Aim: Report how many lines hold the word "colormap"; answer with the number alone.

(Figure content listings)
----------

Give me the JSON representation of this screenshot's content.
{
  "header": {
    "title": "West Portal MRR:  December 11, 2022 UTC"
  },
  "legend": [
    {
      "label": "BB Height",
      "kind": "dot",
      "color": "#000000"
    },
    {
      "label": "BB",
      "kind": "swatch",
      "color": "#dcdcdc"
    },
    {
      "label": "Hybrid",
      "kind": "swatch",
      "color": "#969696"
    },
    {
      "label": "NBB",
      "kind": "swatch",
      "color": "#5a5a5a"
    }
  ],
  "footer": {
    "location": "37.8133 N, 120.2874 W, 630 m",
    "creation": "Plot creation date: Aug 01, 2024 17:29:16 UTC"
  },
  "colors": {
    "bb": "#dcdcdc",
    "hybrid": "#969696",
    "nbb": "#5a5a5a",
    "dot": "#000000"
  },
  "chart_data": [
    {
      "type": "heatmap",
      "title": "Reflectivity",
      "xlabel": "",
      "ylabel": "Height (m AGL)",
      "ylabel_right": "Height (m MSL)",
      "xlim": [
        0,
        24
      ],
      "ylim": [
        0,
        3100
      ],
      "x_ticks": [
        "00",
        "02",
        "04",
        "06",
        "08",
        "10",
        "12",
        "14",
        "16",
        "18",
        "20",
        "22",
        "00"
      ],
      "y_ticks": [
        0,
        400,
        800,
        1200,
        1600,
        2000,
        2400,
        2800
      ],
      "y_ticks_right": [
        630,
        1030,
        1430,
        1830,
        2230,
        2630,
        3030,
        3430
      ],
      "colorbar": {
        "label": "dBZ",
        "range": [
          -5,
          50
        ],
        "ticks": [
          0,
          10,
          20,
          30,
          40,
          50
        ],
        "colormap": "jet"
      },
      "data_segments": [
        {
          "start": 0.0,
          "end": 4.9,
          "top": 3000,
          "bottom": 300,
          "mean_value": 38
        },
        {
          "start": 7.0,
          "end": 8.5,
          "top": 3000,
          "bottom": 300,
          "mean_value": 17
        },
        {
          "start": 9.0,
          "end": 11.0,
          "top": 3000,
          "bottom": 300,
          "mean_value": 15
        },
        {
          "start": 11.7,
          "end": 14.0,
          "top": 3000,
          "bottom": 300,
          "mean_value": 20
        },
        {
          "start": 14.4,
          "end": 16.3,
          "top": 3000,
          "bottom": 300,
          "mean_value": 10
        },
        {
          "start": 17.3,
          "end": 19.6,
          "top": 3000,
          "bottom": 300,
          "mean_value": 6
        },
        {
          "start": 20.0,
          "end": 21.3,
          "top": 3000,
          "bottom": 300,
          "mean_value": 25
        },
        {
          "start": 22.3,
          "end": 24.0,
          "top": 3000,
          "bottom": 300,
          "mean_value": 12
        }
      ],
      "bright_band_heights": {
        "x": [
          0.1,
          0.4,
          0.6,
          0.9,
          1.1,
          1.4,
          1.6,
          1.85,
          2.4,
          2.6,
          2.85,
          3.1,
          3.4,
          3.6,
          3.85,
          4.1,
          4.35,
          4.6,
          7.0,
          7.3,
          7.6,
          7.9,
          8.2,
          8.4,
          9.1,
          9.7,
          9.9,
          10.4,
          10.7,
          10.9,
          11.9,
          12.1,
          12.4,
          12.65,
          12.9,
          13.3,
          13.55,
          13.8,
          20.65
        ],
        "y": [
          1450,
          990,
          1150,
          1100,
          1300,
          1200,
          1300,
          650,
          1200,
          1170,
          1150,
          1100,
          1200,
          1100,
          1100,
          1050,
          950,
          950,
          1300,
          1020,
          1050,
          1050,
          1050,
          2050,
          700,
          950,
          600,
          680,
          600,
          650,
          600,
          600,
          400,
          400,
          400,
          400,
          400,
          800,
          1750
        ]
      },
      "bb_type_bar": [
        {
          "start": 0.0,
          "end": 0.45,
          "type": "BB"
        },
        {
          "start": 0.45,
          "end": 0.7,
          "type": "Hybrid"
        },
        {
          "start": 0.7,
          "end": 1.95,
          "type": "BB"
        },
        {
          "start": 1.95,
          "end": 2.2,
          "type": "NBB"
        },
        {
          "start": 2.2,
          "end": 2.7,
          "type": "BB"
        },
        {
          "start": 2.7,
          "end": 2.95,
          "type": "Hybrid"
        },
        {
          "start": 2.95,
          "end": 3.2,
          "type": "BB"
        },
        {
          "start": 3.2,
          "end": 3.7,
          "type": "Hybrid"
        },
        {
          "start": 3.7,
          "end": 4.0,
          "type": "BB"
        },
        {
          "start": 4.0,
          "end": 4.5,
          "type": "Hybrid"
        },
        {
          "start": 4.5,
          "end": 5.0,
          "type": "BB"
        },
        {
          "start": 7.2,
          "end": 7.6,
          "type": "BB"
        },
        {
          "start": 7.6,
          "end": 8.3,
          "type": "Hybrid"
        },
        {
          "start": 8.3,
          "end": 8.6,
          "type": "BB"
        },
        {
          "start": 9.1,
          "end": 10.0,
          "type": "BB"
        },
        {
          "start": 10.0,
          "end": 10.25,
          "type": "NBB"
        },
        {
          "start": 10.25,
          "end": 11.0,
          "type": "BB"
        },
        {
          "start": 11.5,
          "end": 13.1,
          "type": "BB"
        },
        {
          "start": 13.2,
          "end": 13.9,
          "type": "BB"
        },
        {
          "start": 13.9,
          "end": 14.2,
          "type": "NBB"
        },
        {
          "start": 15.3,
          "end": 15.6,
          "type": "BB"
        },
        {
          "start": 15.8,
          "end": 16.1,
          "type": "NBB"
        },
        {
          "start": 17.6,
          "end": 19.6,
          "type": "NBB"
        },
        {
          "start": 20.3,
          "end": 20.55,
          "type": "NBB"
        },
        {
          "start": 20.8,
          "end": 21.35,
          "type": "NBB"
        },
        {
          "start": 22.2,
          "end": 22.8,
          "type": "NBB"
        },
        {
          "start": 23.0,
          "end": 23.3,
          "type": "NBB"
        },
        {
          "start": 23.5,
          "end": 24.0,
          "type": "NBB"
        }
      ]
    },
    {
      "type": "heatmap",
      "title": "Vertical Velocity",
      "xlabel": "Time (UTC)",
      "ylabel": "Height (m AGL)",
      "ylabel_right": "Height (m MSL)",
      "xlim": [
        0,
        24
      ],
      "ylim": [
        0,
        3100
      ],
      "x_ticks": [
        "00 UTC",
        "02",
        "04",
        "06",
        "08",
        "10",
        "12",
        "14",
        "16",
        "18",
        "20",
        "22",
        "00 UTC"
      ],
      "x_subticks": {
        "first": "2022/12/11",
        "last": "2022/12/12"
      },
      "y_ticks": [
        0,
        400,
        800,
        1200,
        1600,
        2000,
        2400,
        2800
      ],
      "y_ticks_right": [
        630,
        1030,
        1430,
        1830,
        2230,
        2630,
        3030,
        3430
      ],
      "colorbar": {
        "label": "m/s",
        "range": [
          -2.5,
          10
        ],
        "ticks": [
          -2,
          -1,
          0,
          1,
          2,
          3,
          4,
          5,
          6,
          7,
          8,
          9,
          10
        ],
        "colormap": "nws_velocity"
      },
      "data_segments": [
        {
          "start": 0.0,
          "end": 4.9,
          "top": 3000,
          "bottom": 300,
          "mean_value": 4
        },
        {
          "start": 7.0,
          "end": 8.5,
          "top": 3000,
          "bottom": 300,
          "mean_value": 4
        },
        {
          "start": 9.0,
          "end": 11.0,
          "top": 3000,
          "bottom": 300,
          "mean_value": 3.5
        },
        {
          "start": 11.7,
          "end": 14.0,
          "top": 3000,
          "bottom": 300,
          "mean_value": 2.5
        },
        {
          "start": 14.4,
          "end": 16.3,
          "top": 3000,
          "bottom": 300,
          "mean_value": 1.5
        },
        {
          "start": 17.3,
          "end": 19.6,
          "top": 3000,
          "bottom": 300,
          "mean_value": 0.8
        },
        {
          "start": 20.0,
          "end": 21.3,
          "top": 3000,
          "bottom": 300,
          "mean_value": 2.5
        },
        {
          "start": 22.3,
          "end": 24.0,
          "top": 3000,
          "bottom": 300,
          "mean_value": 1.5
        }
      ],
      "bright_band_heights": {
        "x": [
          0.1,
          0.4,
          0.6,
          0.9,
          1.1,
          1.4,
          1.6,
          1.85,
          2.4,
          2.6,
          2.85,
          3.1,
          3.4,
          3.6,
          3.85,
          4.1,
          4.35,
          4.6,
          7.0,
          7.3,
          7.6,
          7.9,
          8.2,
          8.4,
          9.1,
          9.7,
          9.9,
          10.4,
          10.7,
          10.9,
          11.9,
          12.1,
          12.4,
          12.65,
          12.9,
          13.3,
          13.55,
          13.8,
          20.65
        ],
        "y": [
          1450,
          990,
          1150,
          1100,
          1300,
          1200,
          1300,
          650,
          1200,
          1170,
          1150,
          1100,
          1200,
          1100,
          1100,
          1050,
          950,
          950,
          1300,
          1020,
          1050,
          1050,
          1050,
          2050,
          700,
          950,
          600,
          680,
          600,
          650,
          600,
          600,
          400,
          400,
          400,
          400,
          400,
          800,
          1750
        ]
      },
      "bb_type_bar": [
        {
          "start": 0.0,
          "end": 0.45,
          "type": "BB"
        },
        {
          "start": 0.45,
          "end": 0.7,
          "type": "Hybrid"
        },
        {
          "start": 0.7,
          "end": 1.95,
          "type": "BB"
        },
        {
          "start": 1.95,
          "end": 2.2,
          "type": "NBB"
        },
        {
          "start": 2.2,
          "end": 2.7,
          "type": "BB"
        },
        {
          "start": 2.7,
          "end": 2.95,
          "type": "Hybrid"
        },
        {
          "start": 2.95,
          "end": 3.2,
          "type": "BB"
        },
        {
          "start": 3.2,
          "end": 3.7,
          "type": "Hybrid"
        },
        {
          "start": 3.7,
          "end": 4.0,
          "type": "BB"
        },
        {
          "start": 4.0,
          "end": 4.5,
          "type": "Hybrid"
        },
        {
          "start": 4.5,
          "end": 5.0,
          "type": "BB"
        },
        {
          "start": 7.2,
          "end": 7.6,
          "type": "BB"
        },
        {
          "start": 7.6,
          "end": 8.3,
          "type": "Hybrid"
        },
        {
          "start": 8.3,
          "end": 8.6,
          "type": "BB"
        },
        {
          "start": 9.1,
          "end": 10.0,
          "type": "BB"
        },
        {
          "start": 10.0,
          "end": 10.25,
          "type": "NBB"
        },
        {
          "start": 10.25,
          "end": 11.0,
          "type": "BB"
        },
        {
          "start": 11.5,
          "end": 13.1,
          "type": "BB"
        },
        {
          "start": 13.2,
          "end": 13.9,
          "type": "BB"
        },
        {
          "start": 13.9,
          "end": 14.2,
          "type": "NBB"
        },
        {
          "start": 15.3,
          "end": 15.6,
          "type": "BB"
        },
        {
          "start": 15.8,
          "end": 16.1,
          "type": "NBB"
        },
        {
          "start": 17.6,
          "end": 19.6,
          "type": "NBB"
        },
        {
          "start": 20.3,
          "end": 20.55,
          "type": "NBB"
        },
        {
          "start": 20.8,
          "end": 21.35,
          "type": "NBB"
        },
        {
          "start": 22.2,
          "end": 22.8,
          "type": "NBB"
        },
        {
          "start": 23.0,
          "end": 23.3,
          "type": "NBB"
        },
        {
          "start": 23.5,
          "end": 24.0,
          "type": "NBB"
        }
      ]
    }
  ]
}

----------

Complete response: 2